Exercise description: Take from the listing each line that has the string "plane".

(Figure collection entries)
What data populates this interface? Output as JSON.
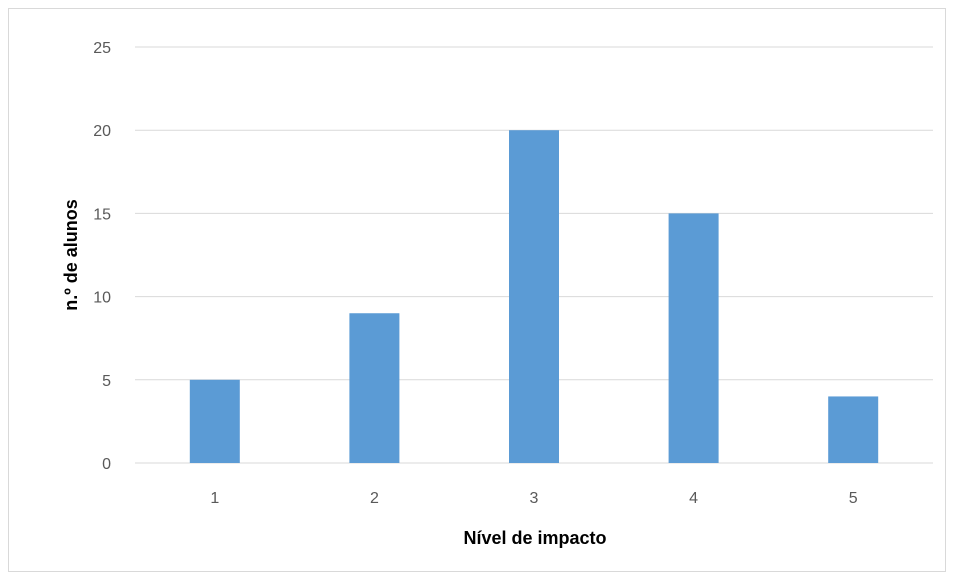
{
  "chart_data": {
    "type": "bar",
    "title": "",
    "xlabel": "Nível de impacto",
    "ylabel": "n.º de alunos",
    "categories": [
      "1",
      "2",
      "3",
      "4",
      "5"
    ],
    "values": [
      5,
      9,
      20,
      15,
      4
    ],
    "ylim": [
      0,
      25
    ],
    "yticks": [
      0,
      5,
      10,
      15,
      20,
      25
    ],
    "grid": true,
    "legend": "none",
    "colors": {
      "bar": "#5b9bd5",
      "grid": "#d9d9d9",
      "axis": "#d9d9d9",
      "tick_text": "#595959"
    }
  }
}
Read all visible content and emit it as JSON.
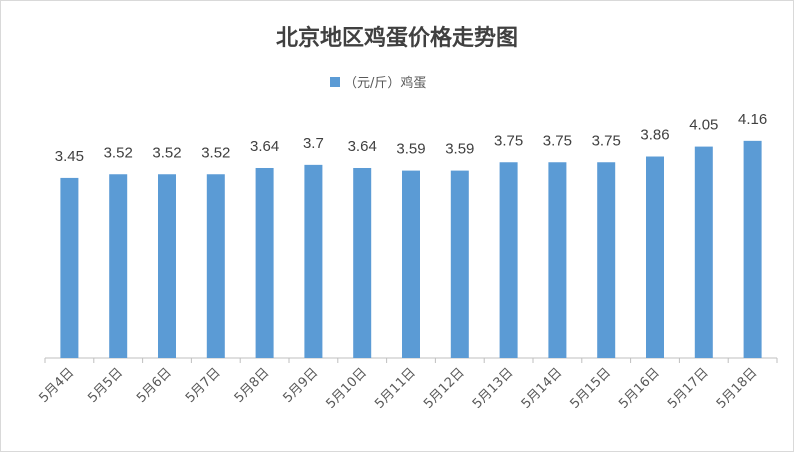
{
  "chart_data": {
    "type": "bar",
    "title": "北京地区鸡蛋价格走势图",
    "legend": {
      "position": "top",
      "entries": [
        "（元/斤）鸡蛋"
      ]
    },
    "categories": [
      "5月4日",
      "5月5日",
      "5月6日",
      "5月7日",
      "5月8日",
      "5月9日",
      "5月10日",
      "5月11日",
      "5月12日",
      "5月13日",
      "5月14日",
      "5月15日",
      "5月16日",
      "5月17日",
      "5月18日"
    ],
    "series": [
      {
        "name": "（元/斤）鸡蛋",
        "values": [
          3.45,
          3.52,
          3.52,
          3.52,
          3.64,
          3.7,
          3.64,
          3.59,
          3.59,
          3.75,
          3.75,
          3.75,
          3.86,
          4.05,
          4.16
        ],
        "labels": [
          "3.45",
          "3.52",
          "3.52",
          "3.52",
          "3.64",
          "3.7",
          "3.64",
          "3.59",
          "3.59",
          "3.75",
          "3.75",
          "3.75",
          "3.86",
          "4.05",
          "4.16"
        ]
      }
    ],
    "ylim": [
      0,
      5
    ],
    "grid": false,
    "colors": {
      "bar": "#5b9bd5",
      "axis": "#bfbfbf"
    }
  }
}
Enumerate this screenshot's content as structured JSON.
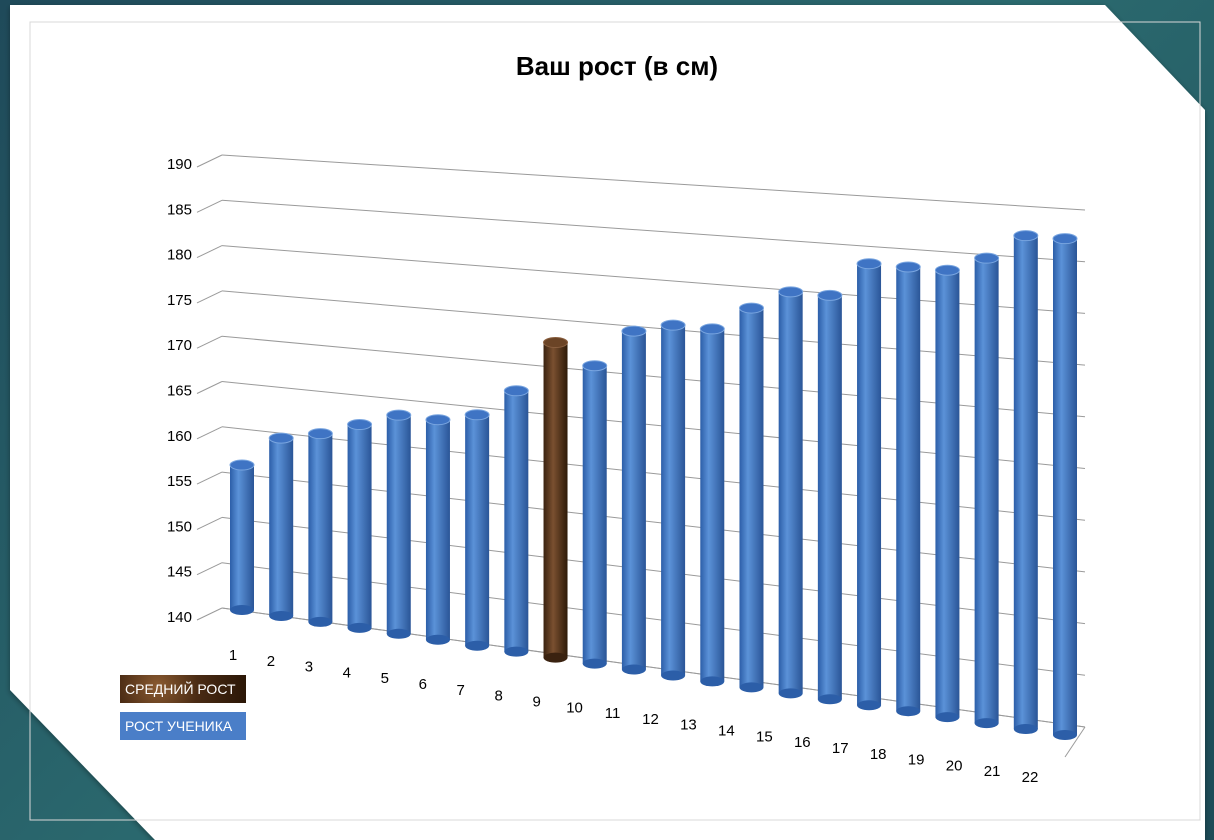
{
  "chart_data": {
    "type": "bar",
    "title": "Ваш рост (в см)",
    "xlabel": "",
    "ylabel": "",
    "ylim": [
      140,
      190
    ],
    "yticks": [
      140,
      145,
      150,
      155,
      160,
      165,
      170,
      175,
      180,
      185,
      190
    ],
    "categories": [
      "1",
      "2",
      "3",
      "4",
      "5",
      "6",
      "7",
      "8",
      "9",
      "10",
      "11",
      "12",
      "13",
      "14",
      "15",
      "16",
      "17",
      "18",
      "19",
      "20",
      "21",
      "22"
    ],
    "values": [
      156,
      159.5,
      160.5,
      162,
      163.5,
      163.5,
      164.5,
      167.5,
      173,
      171,
      175,
      176,
      176,
      178.5,
      180.5,
      180.5,
      184,
      184,
      184,
      185.5,
      188,
      188
    ],
    "highlight_index": 8,
    "series": [
      {
        "name": "СРЕДНИЙ РОСТ",
        "color": "#5a3a1e"
      },
      {
        "name": "РОСТ УЧЕНИКА",
        "color": "#4a7ec8"
      }
    ],
    "grid": true,
    "legend_position": "bottom-left"
  },
  "legend": {
    "avg_label": "СРЕДНИЙ РОСТ",
    "student_label": "РОСТ УЧЕНИКА"
  },
  "colors": {
    "bar": "#4a7ec8",
    "highlight": "#5a3a1e",
    "background": "#2b6a6f"
  }
}
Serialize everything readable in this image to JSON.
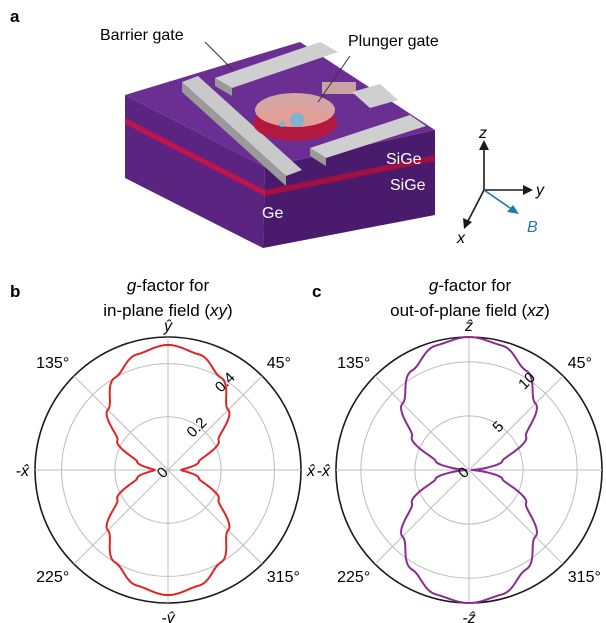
{
  "panel_a": {
    "label": "a",
    "labels": {
      "barrier_gate": "Barrier gate",
      "plunger_gate": "Plunger gate",
      "sige_top": "SiGe",
      "sige_bottom": "SiGe",
      "ge": "Ge"
    },
    "axes": {
      "z": "z",
      "y": "y",
      "x": "x",
      "B": "B"
    },
    "colors": {
      "substrate": "#5e2a86",
      "ge_layer": "#c0144c",
      "gate": "#c8c8c8",
      "field": "#1f77b4"
    }
  },
  "panels": [
    {
      "label": "b",
      "title_lines": [
        "g-factor for",
        "in-plane field (xy)"
      ],
      "title_italic_tokens": [
        "g",
        "xy"
      ],
      "axis_labels": {
        "top": "ŷ",
        "bottom": "-ŷ",
        "left": "-x̂",
        "right": "x̂"
      },
      "angle_labels": [
        "135°",
        "45°",
        "225°",
        "315°"
      ],
      "radial_tick_labels": [
        "0",
        "0.2",
        "0.4"
      ],
      "color": "#e02424"
    },
    {
      "label": "c",
      "title_lines": [
        "g-factor for",
        "out-of-plane field (xz)"
      ],
      "title_italic_tokens": [
        "g",
        "xz"
      ],
      "axis_labels": {
        "top": "ẑ",
        "bottom": "-ẑ",
        "left": "-x̂",
        "right": "x̂"
      },
      "angle_labels": [
        "135°",
        "45°",
        "225°",
        "315°"
      ],
      "radial_tick_labels": [
        "0",
        "5",
        "10"
      ],
      "color": "#8b2c8f"
    }
  ],
  "chart_data": [
    {
      "type": "polar-line",
      "panel": "b",
      "r_ticks": [
        0,
        0.2,
        0.4
      ],
      "r_max": 0.5,
      "theta_deg": [
        0,
        15,
        30,
        45,
        60,
        75,
        90,
        105,
        120,
        135,
        150,
        165,
        180,
        195,
        210,
        225,
        240,
        255,
        270,
        285,
        300,
        315,
        330,
        345,
        360
      ],
      "r": [
        0.05,
        0.12,
        0.22,
        0.32,
        0.4,
        0.45,
        0.47,
        0.45,
        0.4,
        0.32,
        0.22,
        0.12,
        0.05,
        0.12,
        0.22,
        0.32,
        0.4,
        0.45,
        0.47,
        0.45,
        0.4,
        0.32,
        0.22,
        0.12,
        0.05
      ]
    },
    {
      "type": "polar-line",
      "panel": "c",
      "r_ticks": [
        0,
        5,
        10
      ],
      "r_max": 12.3,
      "theta_deg": [
        0,
        15,
        30,
        45,
        60,
        75,
        90,
        105,
        120,
        135,
        150,
        165,
        180,
        195,
        210,
        225,
        240,
        255,
        270,
        285,
        300,
        315,
        330,
        345,
        360
      ],
      "r": [
        0.2,
        3.2,
        6.1,
        8.7,
        10.6,
        11.9,
        12.3,
        11.9,
        10.6,
        8.7,
        6.1,
        3.2,
        0.2,
        3.2,
        6.1,
        8.7,
        10.6,
        11.9,
        12.3,
        11.9,
        10.6,
        8.7,
        6.1,
        3.2,
        0.2
      ]
    }
  ]
}
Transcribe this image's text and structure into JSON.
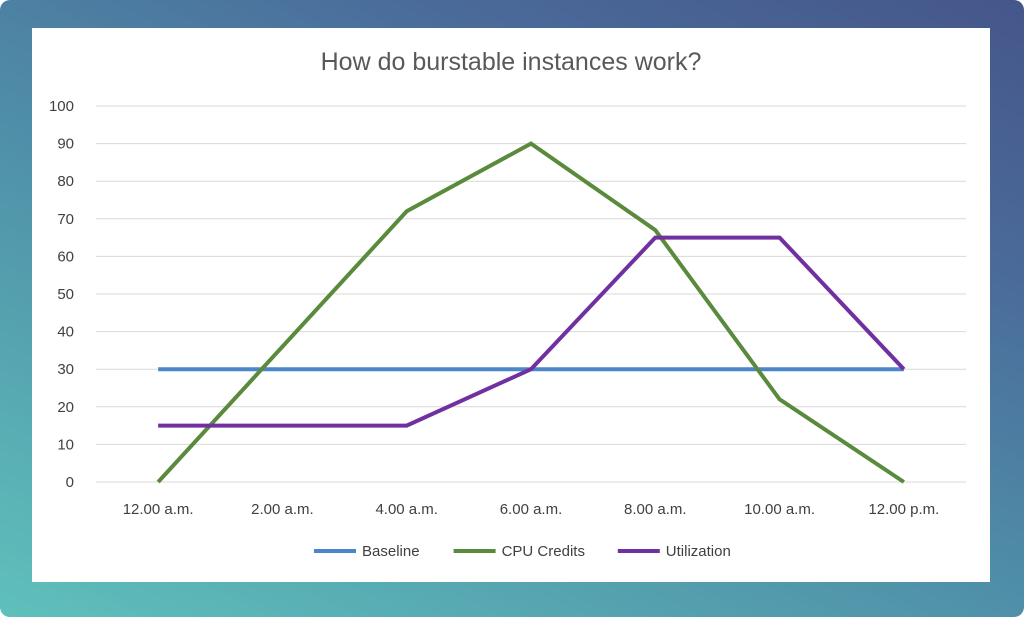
{
  "chart_data": {
    "type": "line",
    "title": "How do burstable instances work?",
    "xlabel": "",
    "ylabel": "",
    "categories": [
      "12.00 a.m.",
      "2.00 a.m.",
      "4.00 a.m.",
      "6.00 a.m.",
      "8.00 a.m.",
      "10.00 a.m.",
      "12.00 p.m."
    ],
    "ylim": [
      0,
      100
    ],
    "yticks": [
      0,
      10,
      20,
      30,
      40,
      50,
      60,
      70,
      80,
      90,
      100
    ],
    "grid": true,
    "legend_position": "bottom",
    "series": [
      {
        "name": "Baseline",
        "color": "#4a86c8",
        "values": [
          30,
          30,
          30,
          30,
          30,
          30,
          30
        ]
      },
      {
        "name": "CPU Credits",
        "color": "#5a8a3c",
        "values": [
          0,
          36,
          72,
          90,
          67,
          22,
          0
        ]
      },
      {
        "name": "Utilization",
        "color": "#7030a0",
        "values": [
          15,
          15,
          15,
          30,
          65,
          65,
          30
        ]
      }
    ]
  }
}
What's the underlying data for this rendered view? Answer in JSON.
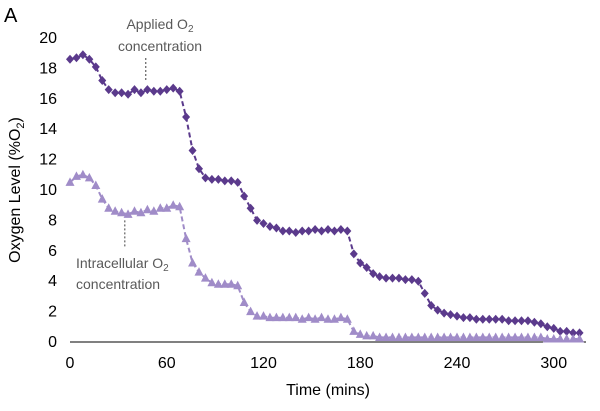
{
  "chart_data": {
    "type": "line",
    "panel_label": "A",
    "xlabel": "Time (mins)",
    "ylabel_prefix": "Oxygen Level (%O",
    "ylabel_sub": "2",
    "ylabel_suffix": ")",
    "xlim": [
      0,
      320
    ],
    "ylim": [
      0,
      20
    ],
    "xticks": [
      0,
      60,
      120,
      180,
      240,
      300
    ],
    "yticks": [
      0,
      2,
      4,
      6,
      8,
      10,
      12,
      14,
      16,
      18,
      20
    ],
    "grid": false,
    "legend": "none",
    "series": [
      {
        "key": "applied",
        "marker": "diamond",
        "color": "#5b3a8c",
        "x": [
          0,
          4,
          8,
          12,
          16,
          20,
          24,
          28,
          32,
          36,
          40,
          44,
          48,
          52,
          56,
          60,
          64,
          68,
          72,
          76,
          80,
          84,
          88,
          92,
          96,
          100,
          104,
          108,
          112,
          116,
          120,
          124,
          128,
          132,
          136,
          140,
          144,
          148,
          152,
          156,
          160,
          164,
          168,
          172,
          176,
          180,
          184,
          188,
          192,
          196,
          200,
          204,
          208,
          212,
          216,
          220,
          224,
          228,
          232,
          236,
          240,
          244,
          248,
          252,
          256,
          260,
          264,
          268,
          272,
          276,
          280,
          284,
          288,
          292,
          296,
          300,
          304,
          308,
          312,
          316
        ],
        "y": [
          18.6,
          18.7,
          18.9,
          18.6,
          18.1,
          17.2,
          16.6,
          16.4,
          16.4,
          16.3,
          16.6,
          16.4,
          16.6,
          16.5,
          16.5,
          16.6,
          16.7,
          16.5,
          14.8,
          12.6,
          11.4,
          10.8,
          10.7,
          10.7,
          10.6,
          10.6,
          10.5,
          9.6,
          8.8,
          8.0,
          7.8,
          7.6,
          7.5,
          7.3,
          7.3,
          7.2,
          7.3,
          7.3,
          7.4,
          7.3,
          7.4,
          7.3,
          7.4,
          7.3,
          5.8,
          5.2,
          4.9,
          4.5,
          4.3,
          4.2,
          4.2,
          4.2,
          4.1,
          4.1,
          4.0,
          3.2,
          2.4,
          2.1,
          1.9,
          1.8,
          1.7,
          1.6,
          1.6,
          1.5,
          1.5,
          1.5,
          1.5,
          1.5,
          1.4,
          1.4,
          1.4,
          1.4,
          1.3,
          1.2,
          1.0,
          0.9,
          0.7,
          0.7,
          0.6,
          0.6
        ]
      },
      {
        "key": "intracellular",
        "marker": "triangle",
        "color": "#a08cc8",
        "x": [
          0,
          4,
          8,
          12,
          16,
          20,
          24,
          28,
          32,
          36,
          40,
          44,
          48,
          52,
          56,
          60,
          64,
          68,
          72,
          76,
          80,
          84,
          88,
          92,
          96,
          100,
          104,
          108,
          112,
          116,
          120,
          124,
          128,
          132,
          136,
          140,
          144,
          148,
          152,
          156,
          160,
          164,
          168,
          172,
          176,
          180,
          184,
          188,
          192,
          196,
          200,
          204,
          208,
          212,
          216,
          220,
          224,
          228,
          232,
          236,
          240,
          244,
          248,
          252,
          256,
          260,
          264,
          268,
          272,
          276,
          280,
          284,
          288,
          292,
          296,
          300,
          304,
          308,
          312,
          316
        ],
        "y": [
          10.5,
          10.9,
          11.0,
          10.8,
          10.3,
          9.4,
          8.8,
          8.6,
          8.5,
          8.4,
          8.6,
          8.5,
          8.7,
          8.6,
          8.8,
          8.8,
          9.0,
          8.9,
          6.8,
          5.2,
          4.6,
          4.2,
          3.9,
          3.8,
          3.8,
          3.8,
          3.7,
          2.6,
          2.0,
          1.7,
          1.7,
          1.6,
          1.6,
          1.6,
          1.6,
          1.6,
          1.5,
          1.6,
          1.5,
          1.6,
          1.5,
          1.5,
          1.6,
          1.5,
          0.7,
          0.5,
          0.4,
          0.4,
          0.3,
          0.3,
          0.3,
          0.3,
          0.3,
          0.3,
          0.3,
          0.3,
          0.3,
          0.3,
          0.3,
          0.3,
          0.3,
          0.3,
          0.3,
          0.3,
          0.3,
          0.3,
          0.3,
          0.3,
          0.3,
          0.3,
          0.3,
          0.3,
          0.3,
          0.3,
          0.2,
          0.2,
          0.2,
          0.2,
          0.2,
          0.2
        ]
      }
    ],
    "annotations": [
      {
        "key": "applied",
        "line1_prefix": "Applied O",
        "line1_sub": "2",
        "line2": "concentration",
        "x": 47,
        "y": 16.6
      },
      {
        "key": "intracellular",
        "line1_prefix": "Intracellular O",
        "line1_sub": "2",
        "line2": "concentration",
        "x": 34,
        "y": 8.4
      }
    ]
  }
}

Result:
        "in-plane field (xy)"
        "out-of-plane field (xz)"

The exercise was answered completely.